* start Record excerpts *

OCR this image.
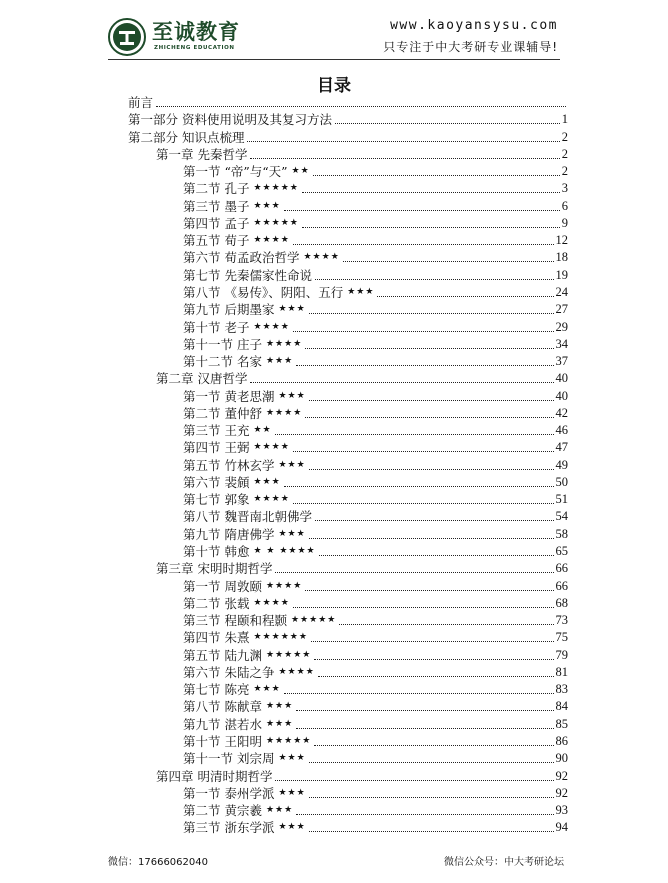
至诚教育
ZHICHENG EDUCATION
www.kaoyansysu.com
只专注于中大考研专业课辅导!
目录
前言
第一部分 资料使用说明及其复习方法	1
第二部分 知识点梳理	2
第一章 先秦哲学	2
第一节 “帝”与“天” ★★	2
第二节 孔子 ★★★★★	3
第三节 墨子 ★★★	6
第四节 孟子 ★★★★★	9
第五节 荀子 ★★★★	12
第六节 荀孟政治哲学 ★★★★	18
第七节 先秦儒家性命说	19
第八节 《易传》、阴阳、五行 ★★★	24
第九节 后期墨家 ★★★	27
第十节 老子 ★★★★	29
第十一节 庄子 ★★★★	34
第十二节 名家 ★★★	37
第二章 汉唐哲学	40
第一节 黄老思潮 ★★★	40
第二节 董仲舒 ★★★★	42
第三节 王充 ★★	46
第四节 王弼 ★★★★	47
第五节 竹林玄学 ★★★	49
第六节 裴頠 ★★★	50
第七节 郭象 ★★★★	51
第八节 魏晋南北朝佛学	54
第九节 隋唐佛学 ★★★	58
第十节 韩愈 ★ ★ ★★★★	65
第三章 宋明时期哲学	66
第一节 周敦颐 ★★★★	66
第二节 张载 ★★★★	68
第三节 程颐和程颢 ★★★★★	73
第四节 朱熹 ★★★★★★	75
第五节 陆九渊 ★★★★★	79
第六节 朱陆之争 ★★★★	81
第七节 陈亮 ★★★	83
第八节 陈献章 ★★★	84
第九节 湛若水 ★★★	85
第十节 王阳明 ★★★★★	86
第十一节 刘宗周 ★★★	90
第四章 明清时期哲学	92
第一节 泰州学派 ★★★	92
第二节 黄宗羲 ★★★	93
第三节 浙东学派 ★★★	94
微信：17666062040	微信公众号：中大考研论坛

* end Record excerpts *

The problem: Leave out the pictures and output the rest of the material exactly as written.

Finished exercise:
OCR this image.
至诚教育
ZHICHENG EDUCATION
www.kaoyansysu.com
只专注于中大考研专业课辅导!
目录
前言
第一部分 资料使用说明及其复习方法	1
第二部分 知识点梳理	2
第一章 先秦哲学	2
第一节 “帝”与“天” ★★	2
第二节 孔子 ★★★★★	3
第三节 墨子 ★★★	6
第四节 孟子 ★★★★★	9
第五节 荀子 ★★★★	12
第六节 荀孟政治哲学 ★★★★	18
第七节 先秦儒家性命说	19
第八节 《易传》、阴阳、五行 ★★★	24
第九节 后期墨家 ★★★	27
第十节 老子 ★★★★	29
第十一节 庄子 ★★★★	34
第十二节 名家 ★★★	37
第二章 汉唐哲学	40
第一节 黄老思潮 ★★★	40
第二节 董仲舒 ★★★★	42
第三节 王充 ★★	46
第四节 王弼 ★★★★	47
第五节 竹林玄学 ★★★	49
第六节 裴頠 ★★★	50
第七节 郭象 ★★★★	51
第八节 魏晋南北朝佛学	54
第九节 隋唐佛学 ★★★	58
第十节 韩愈 ★ ★ ★★★★	65
第三章 宋明时期哲学	66
第一节 周敦颐 ★★★★	66
第二节 张载 ★★★★	68
第三节 程颐和程颢 ★★★★★	73
第四节 朱熹 ★★★★★★	75
第五节 陆九渊 ★★★★★	79
第六节 朱陆之争 ★★★★	81
第七节 陈亮 ★★★	83
第八节 陈献章 ★★★	84
第九节 湛若水 ★★★	85
第十节 王阳明 ★★★★★	86
第十一节 刘宗周 ★★★	90
第四章 明清时期哲学	92
第一节 泰州学派 ★★★	92
第二节 黄宗羲 ★★★	93
第三节 浙东学派 ★★★	94
微信：17666062040	微信公众号：中大考研论坛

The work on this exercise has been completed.